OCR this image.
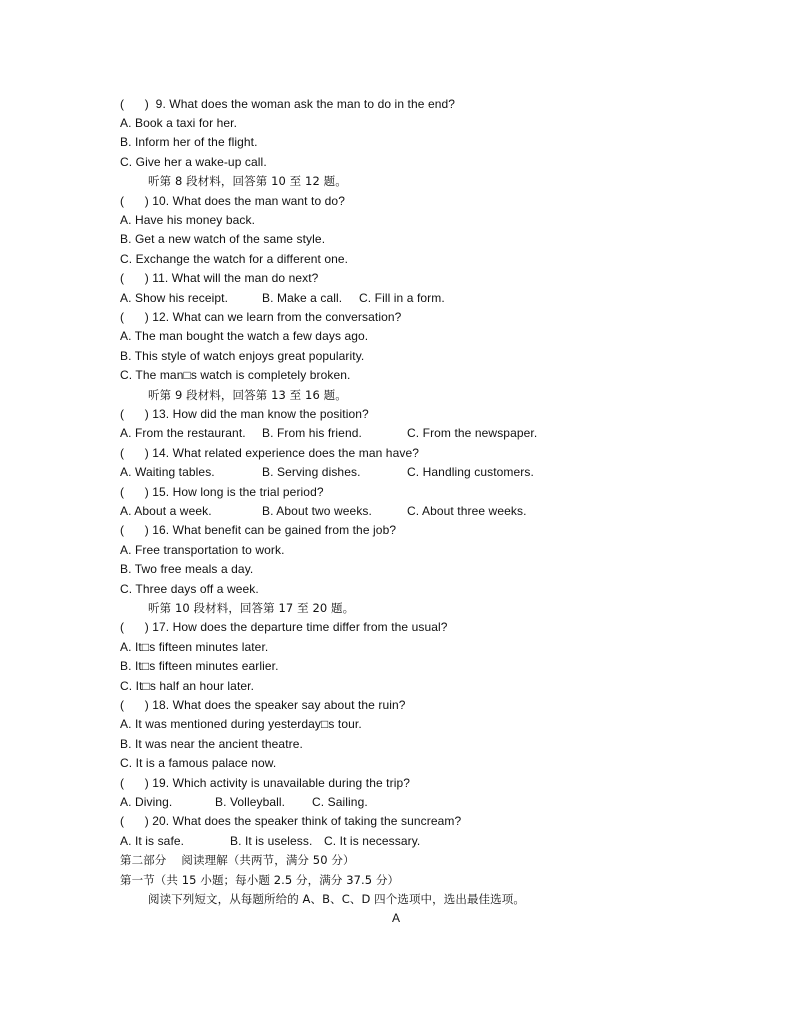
(      )  9. What does the woman ask the man to do in the end?
A. Book a taxi for her.
B. Inform her of the flight.
C. Give her a wake-up call.
听第 8 段材料，回答第 10 至 12 题。
(      ) 10. What does the man want to do?
A. Have his money back.
B. Get a new watch of the same style.
C. Exchange the watch for a different one.
(      ) 11. What will the man do next?
A. Show his receipt.	B. Make a call. C. Fill in a form.
(      ) 12. What can we learn from the conversation?
A. The man bought the watch a few days ago.
B. This style of watch enjoys great popularity.
C. The man□s watch is completely broken.
听第 9 段材料，回答第 13 至 16 题。
(      ) 13. How did the man know the position?
A. From the restaurant. B. From his friend.	C. From the newspaper.
(      ) 14. What related experience does the man have?
A. Waiting tables.	B. Serving dishes.	C. Handling customers.
(      ) 15. How long is the trial period?
A. About a week.	B. About two weeks.	C. About three weeks.
(      ) 16. What benefit can be gained from the job?
A. Free transportation to work.
B. Two free meals a day.
C. Three days off a week.
听第 10 段材料，回答第 17 至 20 题。
(      ) 17. How does the departure time differ from the usual?
A. It□s fifteen minutes later.
B. It□s fifteen minutes earlier.
C. It□s half an hour later.
(      ) 18. What does the speaker say about the ruin?
A. It was mentioned during yesterday□s tour.
B. It was near the ancient theatre.
C. It is a famous palace now.
(      ) 19. Which activity is unavailable during the trip?
A. Diving.	B. Volleyball. C. Sailing.
(      ) 20. What does the speaker think of taking the suncream?
A. It is safe.	B. It is useless. C. It is necessary.
第二部分    阅读理解（共两节，满分 50 分）
第一节（共 15 小题；每小题 2.5 分，满分 37.5 分）
阅读下列短文，从每题所给的 A、B、C、D 四个选项中，选出最佳选项。
A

---+---

## PROBLEM TO WORK ON
The material above holds pictures; copy everything else in it exactly.

## CORRECT RESPONSE
OCR this image.
(      )  9. What does the woman ask the man to do in the end?
A. Book a taxi for her.
B. Inform her of the flight.
C. Give her a wake-up call.
听第 8 段材料，回答第 10 至 12 题。
(      ) 10. What does the man want to do?
A. Have his money back.
B. Get a new watch of the same style.
C. Exchange the watch for a different one.
(      ) 11. What will the man do next?
A. Show his receipt.	B. Make a call. C. Fill in a form.
(      ) 12. What can we learn from the conversation?
A. The man bought the watch a few days ago.
B. This style of watch enjoys great popularity.
C. The man□s watch is completely broken.
听第 9 段材料，回答第 13 至 16 题。
(      ) 13. How did the man know the position?
A. From the restaurant. B. From his friend.	C. From the newspaper.
(      ) 14. What related experience does the man have?
A. Waiting tables.	B. Serving dishes.	C. Handling customers.
(      ) 15. How long is the trial period?
A. About a week.	B. About two weeks.	C. About three weeks.
(      ) 16. What benefit can be gained from the job?
A. Free transportation to work.
B. Two free meals a day.
C. Three days off a week.
听第 10 段材料，回答第 17 至 20 题。
(      ) 17. How does the departure time differ from the usual?
A. It□s fifteen minutes later.
B. It□s fifteen minutes earlier.
C. It□s half an hour later.
(      ) 18. What does the speaker say about the ruin?
A. It was mentioned during yesterday□s tour.
B. It was near the ancient theatre.
C. It is a famous palace now.
(      ) 19. Which activity is unavailable during the trip?
A. Diving.	B. Volleyball. C. Sailing.
(      ) 20. What does the speaker think of taking the suncream?
A. It is safe.	B. It is useless. C. It is necessary.
第二部分    阅读理解（共两节，满分 50 分）
第一节（共 15 小题；每小题 2.5 分，满分 37.5 分）
阅读下列短文，从每题所给的 A、B、C、D 四个选项中，选出最佳选项。
A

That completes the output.